START Entries provided

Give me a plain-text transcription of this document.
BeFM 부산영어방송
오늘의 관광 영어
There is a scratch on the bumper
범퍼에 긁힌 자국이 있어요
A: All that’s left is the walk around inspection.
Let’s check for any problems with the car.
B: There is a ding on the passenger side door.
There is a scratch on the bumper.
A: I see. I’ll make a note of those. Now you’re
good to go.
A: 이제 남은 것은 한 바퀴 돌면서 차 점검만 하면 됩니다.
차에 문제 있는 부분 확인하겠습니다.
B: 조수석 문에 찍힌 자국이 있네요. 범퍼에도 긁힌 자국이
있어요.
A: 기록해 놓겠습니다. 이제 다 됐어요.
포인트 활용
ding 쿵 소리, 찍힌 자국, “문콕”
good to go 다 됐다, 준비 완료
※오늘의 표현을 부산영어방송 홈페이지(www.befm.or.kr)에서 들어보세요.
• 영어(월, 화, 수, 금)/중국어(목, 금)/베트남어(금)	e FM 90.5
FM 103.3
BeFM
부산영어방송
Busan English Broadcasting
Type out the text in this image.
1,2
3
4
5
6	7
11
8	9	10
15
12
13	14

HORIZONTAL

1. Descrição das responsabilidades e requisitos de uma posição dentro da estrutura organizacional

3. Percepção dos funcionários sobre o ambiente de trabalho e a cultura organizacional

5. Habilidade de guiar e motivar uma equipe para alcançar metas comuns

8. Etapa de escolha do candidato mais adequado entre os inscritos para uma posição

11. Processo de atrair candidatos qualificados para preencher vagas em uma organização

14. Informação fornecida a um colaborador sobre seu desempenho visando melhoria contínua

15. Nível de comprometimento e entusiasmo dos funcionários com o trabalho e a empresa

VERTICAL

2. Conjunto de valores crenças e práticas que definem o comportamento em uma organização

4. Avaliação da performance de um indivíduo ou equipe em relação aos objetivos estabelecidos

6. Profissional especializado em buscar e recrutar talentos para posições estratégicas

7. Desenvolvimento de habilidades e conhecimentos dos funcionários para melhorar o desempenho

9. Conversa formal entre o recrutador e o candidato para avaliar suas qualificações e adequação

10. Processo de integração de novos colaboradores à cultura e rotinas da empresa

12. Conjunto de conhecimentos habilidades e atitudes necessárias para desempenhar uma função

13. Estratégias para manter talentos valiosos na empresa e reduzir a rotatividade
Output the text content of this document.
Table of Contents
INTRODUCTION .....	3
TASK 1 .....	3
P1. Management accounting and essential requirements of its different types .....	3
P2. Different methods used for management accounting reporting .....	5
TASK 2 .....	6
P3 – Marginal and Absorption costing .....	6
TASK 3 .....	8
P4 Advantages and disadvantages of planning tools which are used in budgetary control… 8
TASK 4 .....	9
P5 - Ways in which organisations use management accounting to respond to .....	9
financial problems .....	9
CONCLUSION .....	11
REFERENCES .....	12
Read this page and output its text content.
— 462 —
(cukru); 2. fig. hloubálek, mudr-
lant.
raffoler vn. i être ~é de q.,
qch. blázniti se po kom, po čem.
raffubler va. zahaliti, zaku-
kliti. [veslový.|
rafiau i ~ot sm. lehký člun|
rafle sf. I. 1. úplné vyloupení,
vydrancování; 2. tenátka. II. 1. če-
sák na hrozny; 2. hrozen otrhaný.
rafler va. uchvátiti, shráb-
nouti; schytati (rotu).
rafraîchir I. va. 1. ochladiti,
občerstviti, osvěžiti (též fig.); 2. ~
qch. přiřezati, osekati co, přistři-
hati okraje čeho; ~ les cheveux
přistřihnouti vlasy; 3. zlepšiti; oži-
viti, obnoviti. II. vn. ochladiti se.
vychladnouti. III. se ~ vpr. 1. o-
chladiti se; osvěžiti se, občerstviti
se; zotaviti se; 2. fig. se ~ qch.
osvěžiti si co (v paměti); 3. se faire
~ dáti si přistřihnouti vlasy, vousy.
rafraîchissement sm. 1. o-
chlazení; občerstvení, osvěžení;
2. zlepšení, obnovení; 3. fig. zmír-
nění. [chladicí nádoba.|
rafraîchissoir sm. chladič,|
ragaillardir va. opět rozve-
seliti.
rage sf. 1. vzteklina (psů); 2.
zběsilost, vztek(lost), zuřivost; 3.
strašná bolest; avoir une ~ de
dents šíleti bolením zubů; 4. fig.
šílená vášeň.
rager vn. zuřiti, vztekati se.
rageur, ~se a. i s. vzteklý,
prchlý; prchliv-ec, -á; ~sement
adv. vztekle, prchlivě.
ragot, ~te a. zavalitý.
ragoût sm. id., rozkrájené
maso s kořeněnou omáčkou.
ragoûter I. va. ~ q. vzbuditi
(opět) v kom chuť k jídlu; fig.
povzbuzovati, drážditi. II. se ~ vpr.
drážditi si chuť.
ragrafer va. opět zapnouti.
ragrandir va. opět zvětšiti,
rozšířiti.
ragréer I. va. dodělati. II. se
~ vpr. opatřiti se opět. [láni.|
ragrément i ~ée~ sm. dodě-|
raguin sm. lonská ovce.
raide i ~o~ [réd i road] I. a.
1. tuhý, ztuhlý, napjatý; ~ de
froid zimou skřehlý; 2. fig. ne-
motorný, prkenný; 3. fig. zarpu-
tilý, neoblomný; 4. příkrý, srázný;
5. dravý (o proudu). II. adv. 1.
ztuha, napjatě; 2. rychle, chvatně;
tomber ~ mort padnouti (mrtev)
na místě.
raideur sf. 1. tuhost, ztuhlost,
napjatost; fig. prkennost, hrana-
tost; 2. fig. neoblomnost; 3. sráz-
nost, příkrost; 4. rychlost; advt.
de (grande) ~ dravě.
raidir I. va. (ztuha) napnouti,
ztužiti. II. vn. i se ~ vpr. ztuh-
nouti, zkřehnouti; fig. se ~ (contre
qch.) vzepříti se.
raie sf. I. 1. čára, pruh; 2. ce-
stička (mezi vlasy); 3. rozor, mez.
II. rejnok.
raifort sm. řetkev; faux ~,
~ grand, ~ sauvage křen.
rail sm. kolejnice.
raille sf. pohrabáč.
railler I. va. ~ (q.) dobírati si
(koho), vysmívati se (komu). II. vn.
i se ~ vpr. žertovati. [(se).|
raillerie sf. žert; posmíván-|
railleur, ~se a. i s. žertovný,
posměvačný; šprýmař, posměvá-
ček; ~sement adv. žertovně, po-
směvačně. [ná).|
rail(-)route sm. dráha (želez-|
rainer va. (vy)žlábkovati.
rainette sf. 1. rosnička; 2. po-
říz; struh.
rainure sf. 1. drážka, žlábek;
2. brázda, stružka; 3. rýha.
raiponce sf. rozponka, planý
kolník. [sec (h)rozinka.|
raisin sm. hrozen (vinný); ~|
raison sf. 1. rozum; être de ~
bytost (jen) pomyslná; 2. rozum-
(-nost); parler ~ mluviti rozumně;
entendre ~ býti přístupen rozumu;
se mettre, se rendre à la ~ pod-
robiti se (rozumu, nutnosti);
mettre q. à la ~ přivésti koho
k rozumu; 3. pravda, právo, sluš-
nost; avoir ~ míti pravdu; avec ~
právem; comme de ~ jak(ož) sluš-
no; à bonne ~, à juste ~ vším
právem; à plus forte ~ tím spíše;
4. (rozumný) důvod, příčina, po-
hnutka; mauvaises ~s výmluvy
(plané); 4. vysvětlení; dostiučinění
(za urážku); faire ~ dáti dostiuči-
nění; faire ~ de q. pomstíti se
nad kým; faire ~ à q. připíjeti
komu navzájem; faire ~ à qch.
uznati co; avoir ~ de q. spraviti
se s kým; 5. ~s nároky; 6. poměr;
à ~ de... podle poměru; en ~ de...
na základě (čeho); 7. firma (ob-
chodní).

END Entries provided

◆ **Written problem**
List all lines where "mettre" occurs.

◆ **Written answer**
se mettre, se rendre à la ~ pod-
mettre q. à la ~ přivésti koho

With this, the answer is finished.